Task ->
Please rewrite the data below with every "Ellipse shape" replaced by "Oval shape", leaving everything else unchanged.

=======

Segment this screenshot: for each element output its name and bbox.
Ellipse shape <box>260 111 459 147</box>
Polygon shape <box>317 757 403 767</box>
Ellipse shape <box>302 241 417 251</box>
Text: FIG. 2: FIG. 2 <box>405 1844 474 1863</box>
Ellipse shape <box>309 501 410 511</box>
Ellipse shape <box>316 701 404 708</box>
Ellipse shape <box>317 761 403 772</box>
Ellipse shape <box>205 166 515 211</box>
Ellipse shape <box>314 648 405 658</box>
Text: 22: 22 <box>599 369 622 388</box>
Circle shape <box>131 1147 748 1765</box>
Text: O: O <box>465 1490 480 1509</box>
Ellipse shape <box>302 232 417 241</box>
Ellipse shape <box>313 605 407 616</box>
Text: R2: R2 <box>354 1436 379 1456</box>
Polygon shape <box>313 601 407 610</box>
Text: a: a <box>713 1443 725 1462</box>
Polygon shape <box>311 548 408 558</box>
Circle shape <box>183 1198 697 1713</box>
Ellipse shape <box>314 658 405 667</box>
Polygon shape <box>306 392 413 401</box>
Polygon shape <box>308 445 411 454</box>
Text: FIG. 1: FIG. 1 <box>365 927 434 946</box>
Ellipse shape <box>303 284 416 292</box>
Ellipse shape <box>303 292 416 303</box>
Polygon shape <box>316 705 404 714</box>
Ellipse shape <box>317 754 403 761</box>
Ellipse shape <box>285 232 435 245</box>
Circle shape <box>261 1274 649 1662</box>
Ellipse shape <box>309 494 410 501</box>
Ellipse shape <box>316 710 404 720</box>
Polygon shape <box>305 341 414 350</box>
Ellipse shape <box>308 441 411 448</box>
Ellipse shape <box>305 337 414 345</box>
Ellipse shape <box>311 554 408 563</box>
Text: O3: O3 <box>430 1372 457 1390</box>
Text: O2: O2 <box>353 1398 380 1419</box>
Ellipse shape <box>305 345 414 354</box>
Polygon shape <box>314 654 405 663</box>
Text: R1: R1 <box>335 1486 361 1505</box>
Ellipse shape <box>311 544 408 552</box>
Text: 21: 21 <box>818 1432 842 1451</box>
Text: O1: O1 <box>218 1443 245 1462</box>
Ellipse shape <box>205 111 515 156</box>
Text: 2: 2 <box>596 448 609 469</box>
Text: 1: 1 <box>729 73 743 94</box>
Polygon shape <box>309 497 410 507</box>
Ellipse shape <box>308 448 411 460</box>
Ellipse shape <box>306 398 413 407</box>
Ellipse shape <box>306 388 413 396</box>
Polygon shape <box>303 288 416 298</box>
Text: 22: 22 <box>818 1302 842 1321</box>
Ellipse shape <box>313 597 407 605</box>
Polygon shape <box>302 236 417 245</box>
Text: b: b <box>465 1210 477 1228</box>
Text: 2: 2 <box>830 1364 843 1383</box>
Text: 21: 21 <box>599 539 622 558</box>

=======

Response ->
Segment this screenshot: for each element output its name and bbox.
Oval shape <box>260 111 459 147</box>
Polygon shape <box>317 757 403 767</box>
Oval shape <box>302 241 417 251</box>
Text: FIG. 2: FIG. 2 <box>405 1844 474 1863</box>
Oval shape <box>309 501 410 511</box>
Oval shape <box>316 701 404 708</box>
Oval shape <box>317 761 403 772</box>
Oval shape <box>205 166 515 211</box>
Oval shape <box>314 648 405 658</box>
Text: 22: 22 <box>599 369 622 388</box>
Circle shape <box>131 1147 748 1765</box>
Text: O: O <box>465 1490 480 1509</box>
Oval shape <box>302 232 417 241</box>
Oval shape <box>313 605 407 616</box>
Text: R2: R2 <box>354 1436 379 1456</box>
Polygon shape <box>313 601 407 610</box>
Text: a: a <box>713 1443 725 1462</box>
Polygon shape <box>311 548 408 558</box>
Circle shape <box>183 1198 697 1713</box>
Oval shape <box>314 658 405 667</box>
Polygon shape <box>306 392 413 401</box>
Polygon shape <box>308 445 411 454</box>
Text: FIG. 1: FIG. 1 <box>365 927 434 946</box>
Oval shape <box>303 284 416 292</box>
Oval shape <box>303 292 416 303</box>
Polygon shape <box>316 705 404 714</box>
Oval shape <box>317 754 403 761</box>
Oval shape <box>285 232 435 245</box>
Circle shape <box>261 1274 649 1662</box>
Oval shape <box>309 494 410 501</box>
Oval shape <box>316 710 404 720</box>
Polygon shape <box>305 341 414 350</box>
Oval shape <box>308 441 411 448</box>
Oval shape <box>305 337 414 345</box>
Oval shape <box>311 554 408 563</box>
Text: O3: O3 <box>430 1372 457 1390</box>
Text: O2: O2 <box>353 1398 380 1419</box>
Oval shape <box>305 345 414 354</box>
Polygon shape <box>314 654 405 663</box>
Text: R1: R1 <box>335 1486 361 1505</box>
Oval shape <box>311 544 408 552</box>
Text: 21: 21 <box>818 1432 842 1451</box>
Text: O1: O1 <box>218 1443 245 1462</box>
Oval shape <box>205 111 515 156</box>
Text: 2: 2 <box>596 448 609 469</box>
Text: 1: 1 <box>729 73 743 94</box>
Polygon shape <box>309 497 410 507</box>
Oval shape <box>308 448 411 460</box>
Oval shape <box>306 398 413 407</box>
Oval shape <box>306 388 413 396</box>
Polygon shape <box>303 288 416 298</box>
Text: 22: 22 <box>818 1302 842 1321</box>
Oval shape <box>313 597 407 605</box>
Polygon shape <box>302 236 417 245</box>
Text: b: b <box>465 1210 477 1228</box>
Text: 2: 2 <box>830 1364 843 1383</box>
Text: 21: 21 <box>599 539 622 558</box>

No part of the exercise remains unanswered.